Provided material ▸
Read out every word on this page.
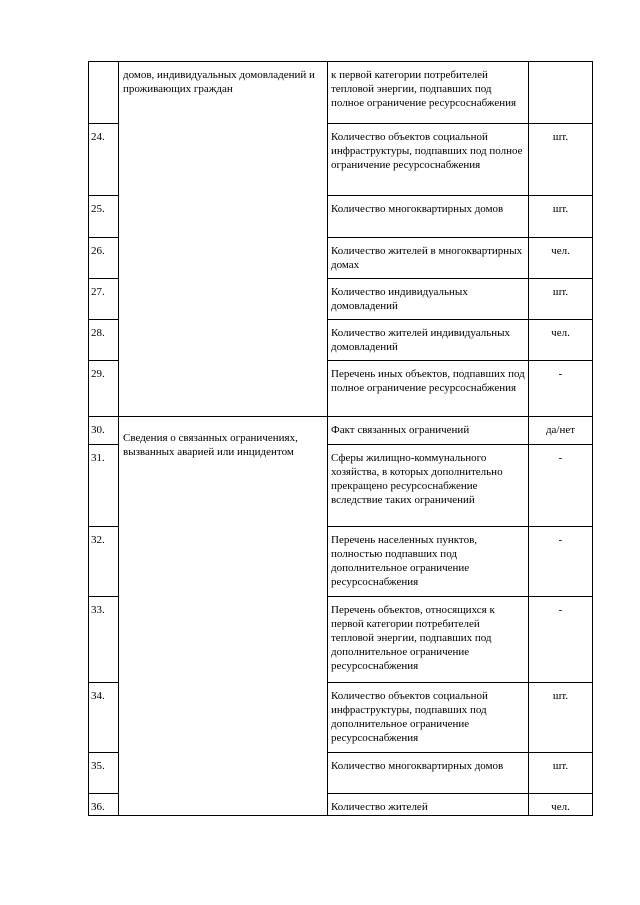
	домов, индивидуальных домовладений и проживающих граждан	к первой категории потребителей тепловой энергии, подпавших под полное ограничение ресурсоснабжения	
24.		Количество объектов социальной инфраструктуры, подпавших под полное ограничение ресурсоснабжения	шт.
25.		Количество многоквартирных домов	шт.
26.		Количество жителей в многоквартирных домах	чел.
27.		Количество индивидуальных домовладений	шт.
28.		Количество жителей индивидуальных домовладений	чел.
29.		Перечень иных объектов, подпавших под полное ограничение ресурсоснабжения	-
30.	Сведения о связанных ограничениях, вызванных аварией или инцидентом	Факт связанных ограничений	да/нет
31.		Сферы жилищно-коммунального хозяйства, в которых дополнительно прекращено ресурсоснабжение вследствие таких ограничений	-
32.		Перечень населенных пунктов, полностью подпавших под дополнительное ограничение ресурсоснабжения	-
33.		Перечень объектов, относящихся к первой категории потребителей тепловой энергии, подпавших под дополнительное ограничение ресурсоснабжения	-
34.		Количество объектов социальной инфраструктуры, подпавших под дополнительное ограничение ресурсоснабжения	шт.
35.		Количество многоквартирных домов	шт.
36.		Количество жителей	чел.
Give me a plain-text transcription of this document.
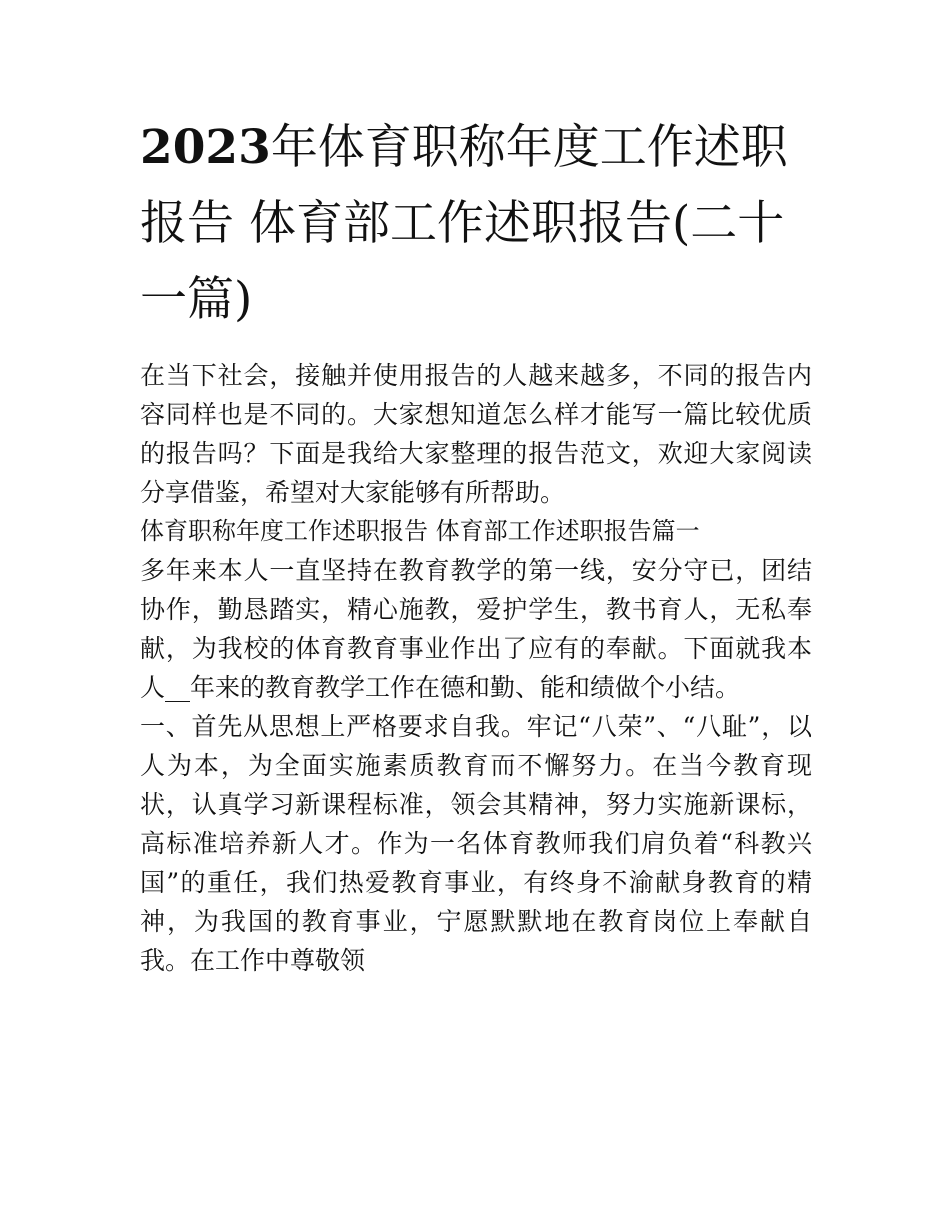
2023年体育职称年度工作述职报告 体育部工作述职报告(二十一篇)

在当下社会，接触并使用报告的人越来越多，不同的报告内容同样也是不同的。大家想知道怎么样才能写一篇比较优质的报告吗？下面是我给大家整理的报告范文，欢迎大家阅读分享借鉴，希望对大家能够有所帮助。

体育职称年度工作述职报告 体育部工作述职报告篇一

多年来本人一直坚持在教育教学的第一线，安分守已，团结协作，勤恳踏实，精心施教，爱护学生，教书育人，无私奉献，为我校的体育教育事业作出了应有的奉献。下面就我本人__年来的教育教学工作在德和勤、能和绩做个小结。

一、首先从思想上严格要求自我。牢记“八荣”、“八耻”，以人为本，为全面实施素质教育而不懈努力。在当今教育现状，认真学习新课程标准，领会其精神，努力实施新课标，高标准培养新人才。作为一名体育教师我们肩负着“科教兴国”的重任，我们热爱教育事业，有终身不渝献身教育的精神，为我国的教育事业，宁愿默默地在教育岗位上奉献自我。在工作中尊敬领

Exercise brief ▸ Exclude the pictures. Write out the remaining data exactly.

Solved exercise ▸
Read out every word on this page.
	домов, индивидуальных домовладений и проживающих граждан	к первой категории потребителей тепловой энергии, подпавших под полное ограничение ресурсоснабжения	
24.		Количество объектов социальной инфраструктуры, подпавших под полное ограничение ресурсоснабжения	шт.
25.		Количество многоквартирных домов	шт.
26.		Количество жителей в многоквартирных домах	чел.
27.		Количество индивидуальных домовладений	шт.
28.		Количество жителей индивидуальных домовладений	чел.
29.		Перечень иных объектов, подпавших под полное ограничение ресурсоснабжения	-
30.	Сведения о связанных ограничениях, вызванных аварией или инцидентом	Факт связанных ограничений	да/нет
31.		Сферы жилищно-коммунального хозяйства, в которых дополнительно прекращено ресурсоснабжение вследствие таких ограничений	-
32.		Перечень населенных пунктов, полностью подпавших под дополнительное ограничение ресурсоснабжения	-
33.		Перечень объектов, относящихся к первой категории потребителей тепловой энергии, подпавших под дополнительное ограничение ресурсоснабжения	-
34.		Количество объектов социальной инфраструктуры, подпавших под дополнительное ограничение ресурсоснабжения	шт.
35.		Количество многоквартирных домов	шт.
36.		Количество жителей	чел.
Give me a plain-text transcription of this document.
2023年体育职称年度工作述职报告 体育部工作述职报告(二十一篇)

在当下社会，接触并使用报告的人越来越多，不同的报告内容同样也是不同的。大家想知道怎么样才能写一篇比较优质的报告吗？下面是我给大家整理的报告范文，欢迎大家阅读分享借鉴，希望对大家能够有所帮助。

体育职称年度工作述职报告 体育部工作述职报告篇一

多年来本人一直坚持在教育教学的第一线，安分守已，团结协作，勤恳踏实，精心施教，爱护学生，教书育人，无私奉献，为我校的体育教育事业作出了应有的奉献。下面就我本人__年来的教育教学工作在德和勤、能和绩做个小结。

一、首先从思想上严格要求自我。牢记“八荣”、“八耻”，以人为本，为全面实施素质教育而不懈努力。在当今教育现状，认真学习新课程标准，领会其精神，努力实施新课标，高标准培养新人才。作为一名体育教师我们肩负着“科教兴国”的重任，我们热爱教育事业，有终身不渝献身教育的精神，为我国的教育事业，宁愿默默地在教育岗位上奉献自我。在工作中尊敬领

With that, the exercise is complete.